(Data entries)
····················

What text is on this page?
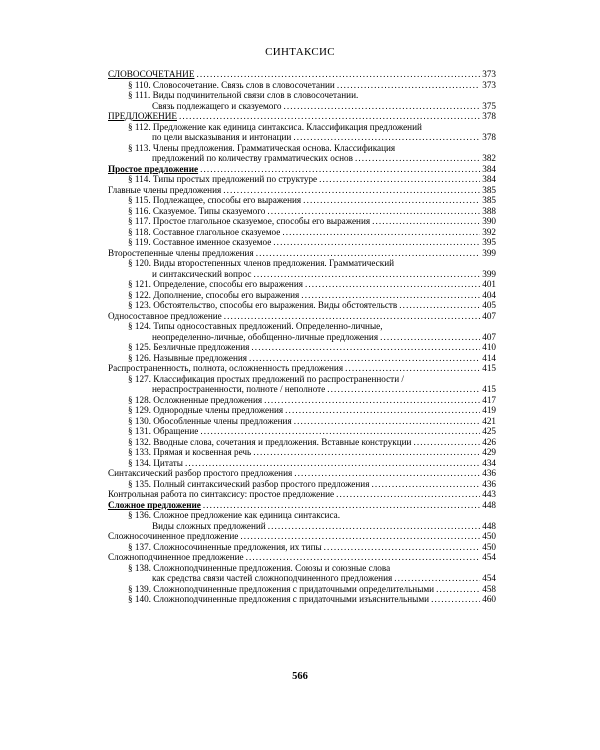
СИНТАКСИС
СЛОВОСОЧЕТАНИЕ . . .	373
§ 110. Словосочетание. Связь слов в словосочетании . . .	373
§ 111. Виды подчинительной связи слов в словосочетании.
Связь подлежащего и сказуемого . . .	375
ПРЕДЛОЖЕНИЕ . . .	378
§ 112. Предложение как единица синтаксиса. Классификация предложений
по цели высказывания и интонации . . .	378
§ 113. Члены предложения. Грамматическая основа. Классификация
предложений по количеству грамматических основ . . .	382
Простое предложение . . .	384
§ 114. Типы простых предложений по структуре . . .	384
Главные члены предложения . . .	385
§ 115. Подлежащее, способы его выражения . . .	385
§ 116. Сказуемое. Типы сказуемого . . .	388
§ 117. Простое глагольное сказуемое, способы его выражения . . .	390
§ 118. Составное глагольное сказуемое . . .	392
§ 119. Составное именное сказуемое . . .	395
Второстепенные члены предложения . . .	399
§ 120. Виды второстепенных членов предложения. Грамматический
и синтаксический вопрос . . .	399
§ 121. Определение, способы его выражения . . .	401
§ 122. Дополнение, способы его выражения . . .	404
§ 123. Обстоятельство, способы его выражения. Виды обстоятельств . . .	405
Односоставное предложение . . .	407
§ 124. Типы односоставных предложений. Определенно-личные,
неопределенно-личные, обобщенно-личные предложения . . .	407
§ 125. Безличные предложения . . .	410
§ 126. Назывные предложения . . .	414
Распространенность, полнота, осложненность предложения . . .	415
§ 127. Классификация простых предложений по распространенности /
нераспространенности, полноте / неполноте . . .	415
§ 128. Осложненные предложения . . .	417
§ 129. Однородные члены предложения . . .	419
§ 130. Обособленные члены предложения . . .	421
§ 131. Обращение . . .	425
§ 132. Вводные слова, сочетания и предложения. Вставные конструкции . . .	426
§ 133. Прямая и косвенная речь . . .	429
§ 134. Цитаты . . .	434
Синтаксический разбор простого предложения . . .	436
§ 135. Полный синтаксический разбор простого предложения . . .	436
Контрольная работа по синтаксису: простое предложение . . .	443
Сложное предложение . . .	448
§ 136. Сложное предложение как единица синтаксиса.
Виды сложных предложений . . .	448
Сложносочиненное предложение . . .	450
§ 137. Сложносочиненные предложения, их типы . . .	450
Сложноподчиненное предложение . . .	454
§ 138. Сложноподчиненные предложения. Союзы и союзные слова
как средства связи частей сложноподчиненного предложения . . .	454
§ 139. Сложноподчиненные предложения с придаточными определительными . . .	458
§ 140. Сложноподчиненные предложения с придаточными изъяснительными . . .	460
566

····················

Except for the pictures, copy every line of the records above exactly.

## FULL ANSWER
What text is on this page?
СИНТАКСИС
СЛОВОСОЧЕТАНИЕ . . .	373
§ 110. Словосочетание. Связь слов в словосочетании . . .	373
§ 111. Виды подчинительной связи слов в словосочетании.
Связь подлежащего и сказуемого . . .	375
ПРЕДЛОЖЕНИЕ . . .	378
§ 112. Предложение как единица синтаксиса. Классификация предложений
по цели высказывания и интонации . . .	378
§ 113. Члены предложения. Грамматическая основа. Классификация
предложений по количеству грамматических основ . . .	382
Простое предложение . . .	384
§ 114. Типы простых предложений по структуре . . .	384
Главные члены предложения . . .	385
§ 115. Подлежащее, способы его выражения . . .	385
§ 116. Сказуемое. Типы сказуемого . . .	388
§ 117. Простое глагольное сказуемое, способы его выражения . . .	390
§ 118. Составное глагольное сказуемое . . .	392
§ 119. Составное именное сказуемое . . .	395
Второстепенные члены предложения . . .	399
§ 120. Виды второстепенных членов предложения. Грамматический
и синтаксический вопрос . . .	399
§ 121. Определение, способы его выражения . . .	401
§ 122. Дополнение, способы его выражения . . .	404
§ 123. Обстоятельство, способы его выражения. Виды обстоятельств . . .	405
Односоставное предложение . . .	407
§ 124. Типы односоставных предложений. Определенно-личные,
неопределенно-личные, обобщенно-личные предложения . . .	407
§ 125. Безличные предложения . . .	410
§ 126. Назывные предложения . . .	414
Распространенность, полнота, осложненность предложения . . .	415
§ 127. Классификация простых предложений по распространенности /
нераспространенности, полноте / неполноте . . .	415
§ 128. Осложненные предложения . . .	417
§ 129. Однородные члены предложения . . .	419
§ 130. Обособленные члены предложения . . .	421
§ 131. Обращение . . .	425
§ 132. Вводные слова, сочетания и предложения. Вставные конструкции . . .	426
§ 133. Прямая и косвенная речь . . .	429
§ 134. Цитаты . . .	434
Синтаксический разбор простого предложения . . .	436
§ 135. Полный синтаксический разбор простого предложения . . .	436
Контрольная работа по синтаксису: простое предложение . . .	443
Сложное предложение . . .	448
§ 136. Сложное предложение как единица синтаксиса.
Виды сложных предложений . . .	448
Сложносочиненное предложение . . .	450
§ 137. Сложносочиненные предложения, их типы . . .	450
Сложноподчиненное предложение . . .	454
§ 138. Сложноподчиненные предложения. Союзы и союзные слова
как средства связи частей сложноподчиненного предложения . . .	454
§ 139. Сложноподчиненные предложения с придаточными определительными . . .	458
§ 140. Сложноподчиненные предложения с придаточными изъяснительными . . .	460
566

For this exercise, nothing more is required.